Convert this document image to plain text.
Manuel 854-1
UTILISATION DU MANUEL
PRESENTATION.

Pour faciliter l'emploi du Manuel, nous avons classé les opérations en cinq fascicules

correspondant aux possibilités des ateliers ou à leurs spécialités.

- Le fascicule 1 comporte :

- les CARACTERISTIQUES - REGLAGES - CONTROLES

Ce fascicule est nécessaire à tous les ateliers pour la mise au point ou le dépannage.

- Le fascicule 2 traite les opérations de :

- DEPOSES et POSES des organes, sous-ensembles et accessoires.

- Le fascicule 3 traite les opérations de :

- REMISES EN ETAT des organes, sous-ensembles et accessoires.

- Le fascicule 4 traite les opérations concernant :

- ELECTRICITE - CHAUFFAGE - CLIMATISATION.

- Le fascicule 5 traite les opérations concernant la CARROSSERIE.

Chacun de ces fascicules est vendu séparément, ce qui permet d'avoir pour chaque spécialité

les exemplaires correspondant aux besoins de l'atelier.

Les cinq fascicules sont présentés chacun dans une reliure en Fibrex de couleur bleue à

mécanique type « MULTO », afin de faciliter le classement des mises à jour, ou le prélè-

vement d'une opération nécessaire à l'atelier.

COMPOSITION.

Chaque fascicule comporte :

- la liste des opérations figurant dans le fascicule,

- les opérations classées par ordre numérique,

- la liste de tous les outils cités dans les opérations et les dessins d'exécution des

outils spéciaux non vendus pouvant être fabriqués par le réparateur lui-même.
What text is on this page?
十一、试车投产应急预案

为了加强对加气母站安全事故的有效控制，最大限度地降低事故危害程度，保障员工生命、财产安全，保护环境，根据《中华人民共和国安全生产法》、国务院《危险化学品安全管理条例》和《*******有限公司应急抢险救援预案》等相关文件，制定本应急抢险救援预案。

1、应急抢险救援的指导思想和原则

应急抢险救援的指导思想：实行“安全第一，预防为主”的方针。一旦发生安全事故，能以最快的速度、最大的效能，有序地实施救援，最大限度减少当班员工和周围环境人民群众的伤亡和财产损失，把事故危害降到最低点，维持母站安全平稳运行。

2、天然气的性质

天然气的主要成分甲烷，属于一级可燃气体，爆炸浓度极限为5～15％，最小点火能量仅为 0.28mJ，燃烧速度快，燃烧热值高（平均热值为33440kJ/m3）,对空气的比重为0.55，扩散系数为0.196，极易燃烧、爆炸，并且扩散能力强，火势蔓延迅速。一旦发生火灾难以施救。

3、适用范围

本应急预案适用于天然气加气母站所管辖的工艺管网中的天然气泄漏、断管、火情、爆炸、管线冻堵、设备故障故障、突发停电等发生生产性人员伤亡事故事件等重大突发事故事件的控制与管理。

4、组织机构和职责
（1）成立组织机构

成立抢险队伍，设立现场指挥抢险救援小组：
——
[What the task requires]: From the material above, copy each line that includes the word "concernant".

[Completed exercise]:
- Le fascicule 4 traite les opérations concernant :
- Le fascicule 5 traite les opérations concernant la CARROSSERIE.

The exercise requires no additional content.